** begin Records to process **

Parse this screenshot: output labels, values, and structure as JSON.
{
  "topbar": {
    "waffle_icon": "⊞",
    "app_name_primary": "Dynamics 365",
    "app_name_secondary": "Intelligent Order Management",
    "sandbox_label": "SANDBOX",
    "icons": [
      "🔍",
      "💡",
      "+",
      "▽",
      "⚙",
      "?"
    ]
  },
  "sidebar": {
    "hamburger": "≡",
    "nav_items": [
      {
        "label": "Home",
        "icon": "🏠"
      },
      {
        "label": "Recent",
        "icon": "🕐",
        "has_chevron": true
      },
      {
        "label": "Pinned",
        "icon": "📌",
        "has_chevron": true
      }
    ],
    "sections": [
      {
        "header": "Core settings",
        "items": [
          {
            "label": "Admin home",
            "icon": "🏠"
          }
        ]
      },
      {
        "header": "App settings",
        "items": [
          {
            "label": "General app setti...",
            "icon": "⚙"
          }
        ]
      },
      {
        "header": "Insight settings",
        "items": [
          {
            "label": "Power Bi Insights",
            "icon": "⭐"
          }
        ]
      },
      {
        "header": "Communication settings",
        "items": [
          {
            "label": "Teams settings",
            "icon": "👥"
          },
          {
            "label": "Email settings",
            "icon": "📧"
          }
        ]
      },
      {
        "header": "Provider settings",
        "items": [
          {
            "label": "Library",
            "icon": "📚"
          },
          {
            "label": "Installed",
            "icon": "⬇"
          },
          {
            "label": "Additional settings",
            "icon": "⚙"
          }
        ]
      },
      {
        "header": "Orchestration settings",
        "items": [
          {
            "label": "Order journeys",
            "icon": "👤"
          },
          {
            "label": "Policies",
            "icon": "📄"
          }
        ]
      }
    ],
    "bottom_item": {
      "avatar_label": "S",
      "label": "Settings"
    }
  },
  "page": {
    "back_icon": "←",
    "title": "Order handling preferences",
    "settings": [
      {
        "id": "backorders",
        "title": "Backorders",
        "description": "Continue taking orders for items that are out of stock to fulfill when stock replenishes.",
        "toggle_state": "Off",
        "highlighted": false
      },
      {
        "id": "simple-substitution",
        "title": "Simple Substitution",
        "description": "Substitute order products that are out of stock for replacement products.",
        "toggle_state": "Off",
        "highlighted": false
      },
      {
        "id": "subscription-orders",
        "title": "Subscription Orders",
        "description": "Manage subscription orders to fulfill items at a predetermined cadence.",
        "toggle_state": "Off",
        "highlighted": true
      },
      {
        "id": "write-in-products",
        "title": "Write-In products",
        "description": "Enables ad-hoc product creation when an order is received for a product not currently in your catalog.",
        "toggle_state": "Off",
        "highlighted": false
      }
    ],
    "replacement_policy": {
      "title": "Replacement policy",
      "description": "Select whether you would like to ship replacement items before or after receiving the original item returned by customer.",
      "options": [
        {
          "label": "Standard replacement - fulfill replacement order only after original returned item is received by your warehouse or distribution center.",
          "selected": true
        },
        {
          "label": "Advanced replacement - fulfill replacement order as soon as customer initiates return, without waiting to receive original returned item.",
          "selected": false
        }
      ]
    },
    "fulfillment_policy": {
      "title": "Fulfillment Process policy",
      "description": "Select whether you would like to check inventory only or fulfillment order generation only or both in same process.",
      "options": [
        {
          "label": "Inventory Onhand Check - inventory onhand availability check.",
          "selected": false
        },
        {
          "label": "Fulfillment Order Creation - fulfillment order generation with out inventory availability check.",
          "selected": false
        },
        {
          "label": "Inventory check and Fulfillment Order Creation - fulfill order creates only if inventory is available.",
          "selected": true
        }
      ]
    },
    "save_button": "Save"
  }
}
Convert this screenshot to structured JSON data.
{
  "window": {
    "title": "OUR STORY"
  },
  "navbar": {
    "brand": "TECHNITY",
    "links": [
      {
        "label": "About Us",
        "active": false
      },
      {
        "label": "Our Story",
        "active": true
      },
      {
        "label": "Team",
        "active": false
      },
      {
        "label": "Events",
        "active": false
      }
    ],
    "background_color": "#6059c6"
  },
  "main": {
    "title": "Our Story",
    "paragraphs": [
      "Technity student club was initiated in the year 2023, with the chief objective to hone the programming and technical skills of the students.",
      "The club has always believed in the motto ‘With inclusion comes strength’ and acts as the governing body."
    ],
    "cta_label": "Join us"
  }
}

** end Records to process **

- [What the exercise asks] Which lines hold the word "club"? Copy every one of them.

- [Task output]
      "Technity student club was initiated in the year 2023, with the chief objective to hone the programming and technical skills of the students.",
      "The club has always believed in the motto ‘With inclusion comes strength’ and acts as the governing body."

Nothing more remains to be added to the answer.